▶ _Provided data_
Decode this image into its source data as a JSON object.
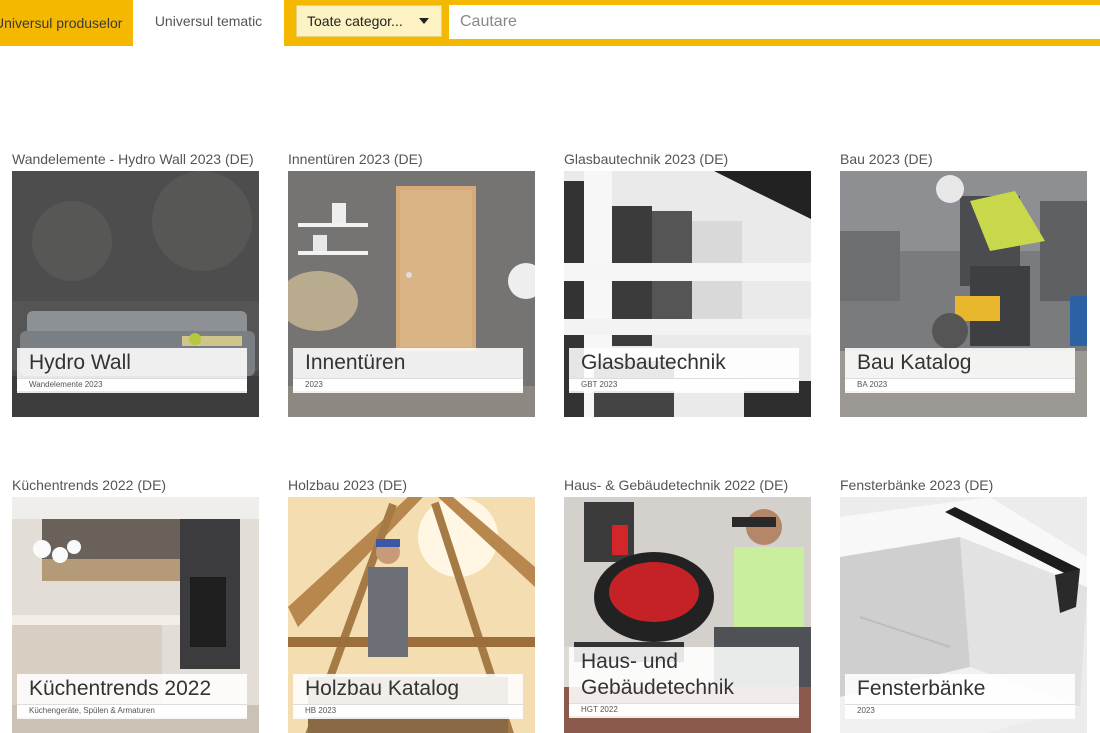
{
  "nav": {
    "products_tab": "Universul produselor",
    "thematic_tab": "Universul tematic"
  },
  "search": {
    "category_label": "Toate categor...",
    "placeholder": "Cautare"
  },
  "catalogs": [
    {
      "caption": "Wandelemente - Hydro Wall 2023 (DE)",
      "title": "Hydro Wall",
      "subtitle": "Wandelemente 2023"
    },
    {
      "caption": "Innentüren 2023 (DE)",
      "title": "Innentüren",
      "subtitle": "2023"
    },
    {
      "caption": "Glasbautechnik 2023 (DE)",
      "title": "Glasbautechnik",
      "subtitle": "GBT 2023"
    },
    {
      "caption": "Bau 2023 (DE)",
      "title": "Bau Katalog",
      "subtitle": "BA 2023"
    },
    {
      "caption": "Küchentrends 2022 (DE)",
      "title": "Küchentrends 2022",
      "subtitle": "Küchengeräte, Spülen & Armaturen"
    },
    {
      "caption": "Holzbau 2023 (DE)",
      "title": "Holzbau Katalog",
      "subtitle": "HB 2023"
    },
    {
      "caption": "Haus- & Gebäudetechnik 2022 (DE)",
      "title": "Haus- und Gebäudetechnik",
      "subtitle": "HGT 2022"
    },
    {
      "caption": "Fensterbänke 2023 (DE)",
      "title": "Fensterbänke",
      "subtitle": "2023"
    }
  ],
  "colors": {
    "accent": "#f5b800",
    "select_bg": "#fdf2c3"
  },
  "icons": {
    "dropdown": "caret-down-icon"
  }
}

▶ _Aim_
Which lines hold the word "caption"? Copy each of them from the records.

▶ _Reply_
      "caption": "Wandelemente - Hydro Wall 2023 (DE)",
      "caption": "Innentüren 2023 (DE)",
      "caption": "Glasbautechnik 2023 (DE)",
      "caption": "Bau 2023 (DE)",
      "caption": "Küchentrends 2022 (DE)",
      "caption": "Holzbau 2023 (DE)",
      "caption": "Haus- & Gebäudetechnik 2022 (DE)",
      "caption": "Fensterbänke 2023 (DE)",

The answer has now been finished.